— BEGIN —

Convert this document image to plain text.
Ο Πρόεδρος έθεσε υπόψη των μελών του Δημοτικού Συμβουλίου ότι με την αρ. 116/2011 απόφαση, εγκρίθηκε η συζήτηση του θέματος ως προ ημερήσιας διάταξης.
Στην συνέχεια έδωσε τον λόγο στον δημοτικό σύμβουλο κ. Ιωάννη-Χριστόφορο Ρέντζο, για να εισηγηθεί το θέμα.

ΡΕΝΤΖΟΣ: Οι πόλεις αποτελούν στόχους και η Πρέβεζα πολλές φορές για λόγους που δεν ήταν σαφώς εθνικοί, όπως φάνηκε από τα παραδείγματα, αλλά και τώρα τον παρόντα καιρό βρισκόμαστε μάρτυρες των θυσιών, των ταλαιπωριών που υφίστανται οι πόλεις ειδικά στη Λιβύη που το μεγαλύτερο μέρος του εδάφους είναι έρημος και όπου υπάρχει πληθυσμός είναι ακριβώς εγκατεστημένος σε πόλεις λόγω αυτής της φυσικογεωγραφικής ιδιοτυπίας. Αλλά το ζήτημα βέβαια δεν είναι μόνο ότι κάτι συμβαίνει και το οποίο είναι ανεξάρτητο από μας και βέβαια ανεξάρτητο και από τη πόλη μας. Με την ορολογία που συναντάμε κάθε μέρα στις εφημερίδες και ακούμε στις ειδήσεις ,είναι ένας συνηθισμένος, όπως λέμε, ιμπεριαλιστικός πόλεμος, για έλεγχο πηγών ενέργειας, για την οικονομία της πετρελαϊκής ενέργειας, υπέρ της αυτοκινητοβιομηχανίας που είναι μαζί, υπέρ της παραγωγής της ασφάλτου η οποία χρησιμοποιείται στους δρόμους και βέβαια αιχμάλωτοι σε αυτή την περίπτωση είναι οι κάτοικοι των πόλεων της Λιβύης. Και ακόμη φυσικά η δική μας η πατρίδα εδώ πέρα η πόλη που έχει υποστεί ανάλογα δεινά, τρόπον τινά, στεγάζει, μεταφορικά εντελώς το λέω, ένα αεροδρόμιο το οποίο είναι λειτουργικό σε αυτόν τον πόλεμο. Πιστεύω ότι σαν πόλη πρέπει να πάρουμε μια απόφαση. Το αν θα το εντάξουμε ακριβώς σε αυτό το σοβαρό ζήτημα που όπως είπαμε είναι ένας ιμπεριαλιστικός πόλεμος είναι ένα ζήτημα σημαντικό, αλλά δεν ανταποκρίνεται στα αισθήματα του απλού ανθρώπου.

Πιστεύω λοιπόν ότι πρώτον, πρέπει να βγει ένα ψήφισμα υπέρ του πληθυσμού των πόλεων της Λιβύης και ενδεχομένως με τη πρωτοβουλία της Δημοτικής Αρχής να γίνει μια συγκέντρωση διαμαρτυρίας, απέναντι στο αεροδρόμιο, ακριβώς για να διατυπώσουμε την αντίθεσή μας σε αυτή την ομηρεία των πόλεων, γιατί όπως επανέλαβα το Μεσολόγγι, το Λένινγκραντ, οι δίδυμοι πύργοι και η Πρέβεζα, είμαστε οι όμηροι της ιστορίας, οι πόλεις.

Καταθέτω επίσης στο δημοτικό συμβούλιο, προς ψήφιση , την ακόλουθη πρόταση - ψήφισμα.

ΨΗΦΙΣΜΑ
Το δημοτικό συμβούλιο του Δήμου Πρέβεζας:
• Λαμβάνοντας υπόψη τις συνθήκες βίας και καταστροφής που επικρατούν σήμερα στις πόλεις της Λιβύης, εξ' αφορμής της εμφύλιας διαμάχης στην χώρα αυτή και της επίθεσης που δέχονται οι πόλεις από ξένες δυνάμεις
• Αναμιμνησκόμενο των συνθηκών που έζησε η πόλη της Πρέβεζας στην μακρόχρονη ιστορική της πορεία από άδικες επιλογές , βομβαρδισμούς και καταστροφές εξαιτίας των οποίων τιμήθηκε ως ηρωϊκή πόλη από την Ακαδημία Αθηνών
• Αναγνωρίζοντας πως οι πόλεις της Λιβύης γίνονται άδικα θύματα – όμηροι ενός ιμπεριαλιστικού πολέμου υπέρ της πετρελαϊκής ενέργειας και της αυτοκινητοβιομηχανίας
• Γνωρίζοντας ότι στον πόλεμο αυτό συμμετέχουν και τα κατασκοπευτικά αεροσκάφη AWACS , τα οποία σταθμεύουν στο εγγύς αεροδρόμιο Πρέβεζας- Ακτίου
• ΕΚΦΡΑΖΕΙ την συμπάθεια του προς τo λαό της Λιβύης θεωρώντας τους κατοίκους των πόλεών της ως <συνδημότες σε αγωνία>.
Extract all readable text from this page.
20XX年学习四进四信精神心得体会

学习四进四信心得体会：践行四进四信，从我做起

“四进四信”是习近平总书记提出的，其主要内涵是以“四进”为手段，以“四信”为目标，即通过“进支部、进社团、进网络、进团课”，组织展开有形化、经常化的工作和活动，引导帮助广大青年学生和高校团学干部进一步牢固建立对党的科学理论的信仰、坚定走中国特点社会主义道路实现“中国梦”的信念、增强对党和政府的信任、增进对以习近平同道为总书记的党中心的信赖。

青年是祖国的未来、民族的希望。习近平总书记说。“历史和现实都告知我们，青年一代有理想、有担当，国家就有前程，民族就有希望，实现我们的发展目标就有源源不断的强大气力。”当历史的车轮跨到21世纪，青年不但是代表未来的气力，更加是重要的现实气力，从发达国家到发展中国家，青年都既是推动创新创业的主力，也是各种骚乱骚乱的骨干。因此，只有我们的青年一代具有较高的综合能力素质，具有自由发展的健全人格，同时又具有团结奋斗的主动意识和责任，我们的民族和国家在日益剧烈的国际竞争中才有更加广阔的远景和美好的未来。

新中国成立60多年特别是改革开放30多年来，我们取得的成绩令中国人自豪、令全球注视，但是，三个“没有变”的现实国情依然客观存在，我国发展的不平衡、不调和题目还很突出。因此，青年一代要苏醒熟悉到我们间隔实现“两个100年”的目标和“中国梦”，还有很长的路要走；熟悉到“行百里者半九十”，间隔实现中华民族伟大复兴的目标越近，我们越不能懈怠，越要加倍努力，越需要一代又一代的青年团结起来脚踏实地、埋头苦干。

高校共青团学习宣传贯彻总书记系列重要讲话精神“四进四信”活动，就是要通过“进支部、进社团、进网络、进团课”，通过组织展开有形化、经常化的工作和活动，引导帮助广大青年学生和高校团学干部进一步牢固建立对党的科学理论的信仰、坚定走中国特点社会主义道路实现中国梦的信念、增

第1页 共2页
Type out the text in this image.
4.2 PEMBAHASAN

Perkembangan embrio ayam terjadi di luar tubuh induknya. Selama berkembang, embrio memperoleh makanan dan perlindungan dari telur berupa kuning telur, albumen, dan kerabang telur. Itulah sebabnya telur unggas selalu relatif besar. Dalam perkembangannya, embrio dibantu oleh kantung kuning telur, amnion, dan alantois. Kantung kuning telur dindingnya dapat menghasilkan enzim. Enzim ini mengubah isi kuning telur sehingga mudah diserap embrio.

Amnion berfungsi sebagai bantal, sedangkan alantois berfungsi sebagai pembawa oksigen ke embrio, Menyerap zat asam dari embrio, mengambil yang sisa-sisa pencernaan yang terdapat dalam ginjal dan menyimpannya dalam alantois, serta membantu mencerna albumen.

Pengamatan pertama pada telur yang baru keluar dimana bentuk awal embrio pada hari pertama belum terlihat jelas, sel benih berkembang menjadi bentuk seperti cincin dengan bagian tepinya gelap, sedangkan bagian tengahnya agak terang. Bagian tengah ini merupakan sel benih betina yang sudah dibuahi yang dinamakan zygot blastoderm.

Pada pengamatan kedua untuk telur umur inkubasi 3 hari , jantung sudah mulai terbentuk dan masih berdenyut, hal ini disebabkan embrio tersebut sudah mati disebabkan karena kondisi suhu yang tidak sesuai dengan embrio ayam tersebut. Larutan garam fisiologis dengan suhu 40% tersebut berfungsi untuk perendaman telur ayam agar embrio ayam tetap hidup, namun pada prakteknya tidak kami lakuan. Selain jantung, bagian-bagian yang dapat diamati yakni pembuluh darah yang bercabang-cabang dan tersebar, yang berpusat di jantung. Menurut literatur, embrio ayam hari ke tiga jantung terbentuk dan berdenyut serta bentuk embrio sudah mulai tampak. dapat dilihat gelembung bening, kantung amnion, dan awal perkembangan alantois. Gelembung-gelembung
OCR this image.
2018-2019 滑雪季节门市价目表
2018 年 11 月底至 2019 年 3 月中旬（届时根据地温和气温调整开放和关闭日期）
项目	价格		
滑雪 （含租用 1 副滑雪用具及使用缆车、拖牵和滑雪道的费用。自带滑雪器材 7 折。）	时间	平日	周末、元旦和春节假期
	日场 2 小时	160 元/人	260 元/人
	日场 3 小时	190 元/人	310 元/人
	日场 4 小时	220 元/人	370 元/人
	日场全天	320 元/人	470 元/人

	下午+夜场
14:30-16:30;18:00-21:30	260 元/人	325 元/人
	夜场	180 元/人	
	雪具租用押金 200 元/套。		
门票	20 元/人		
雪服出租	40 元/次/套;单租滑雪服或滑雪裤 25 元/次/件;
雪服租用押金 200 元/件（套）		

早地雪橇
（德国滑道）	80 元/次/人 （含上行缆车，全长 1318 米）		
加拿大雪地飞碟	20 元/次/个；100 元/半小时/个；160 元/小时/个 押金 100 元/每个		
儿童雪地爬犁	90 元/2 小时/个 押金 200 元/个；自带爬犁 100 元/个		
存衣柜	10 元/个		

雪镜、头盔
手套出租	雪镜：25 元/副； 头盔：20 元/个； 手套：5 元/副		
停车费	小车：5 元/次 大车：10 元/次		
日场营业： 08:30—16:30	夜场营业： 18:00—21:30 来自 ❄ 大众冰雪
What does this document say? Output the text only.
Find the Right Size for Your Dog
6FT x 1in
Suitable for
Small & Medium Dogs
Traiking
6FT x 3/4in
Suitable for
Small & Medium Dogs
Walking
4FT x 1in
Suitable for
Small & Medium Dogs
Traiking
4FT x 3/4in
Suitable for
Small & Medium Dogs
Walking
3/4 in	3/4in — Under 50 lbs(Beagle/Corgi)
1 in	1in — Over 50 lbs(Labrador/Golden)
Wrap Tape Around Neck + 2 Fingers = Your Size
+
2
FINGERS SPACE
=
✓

— END —

- _Task description_
Extract every line containing the string "hari" from the material.

- _Written solution_
Pengamatan pertama pada telur yang baru keluar dimana bentuk awal embrio pada hari pertama belum terlihat jelas, sel benih berkembang menjadi bentuk seperti cincin dengan bagian tepinya gelap, sedangkan bagian tengahnya agak terang. Bagian tengah ini merupakan sel benih betina yang sudah dibuahi yang dinamakan zygot blastoderm.
Pada pengamatan kedua untuk telur umur inkubasi 3 hari , jantung sudah mulai terbentuk dan masih berdenyut, hal ini disebabkan embrio tersebut sudah mati disebabkan karena kondisi suhu yang tidak sesuai dengan embrio ayam tersebut. Larutan garam fisiologis dengan suhu 40% tersebut berfungsi untuk perendaman telur ayam agar embrio ayam tetap hidup, namun pada prakteknya tidak kami lakuan. Selain jantung, bagian-bagian yang dapat diamati yakni pembuluh darah yang bercabang-cabang dan tersebar, yang berpusat di jantung. Menurut literatur, embrio ayam hari ke tiga jantung terbentuk dan berdenyut serta bentuk embrio sudah mulai tampak. dapat dilihat gelembung bening, kantung amnion, dan awal perkembangan alantois. Gelembung-gelembung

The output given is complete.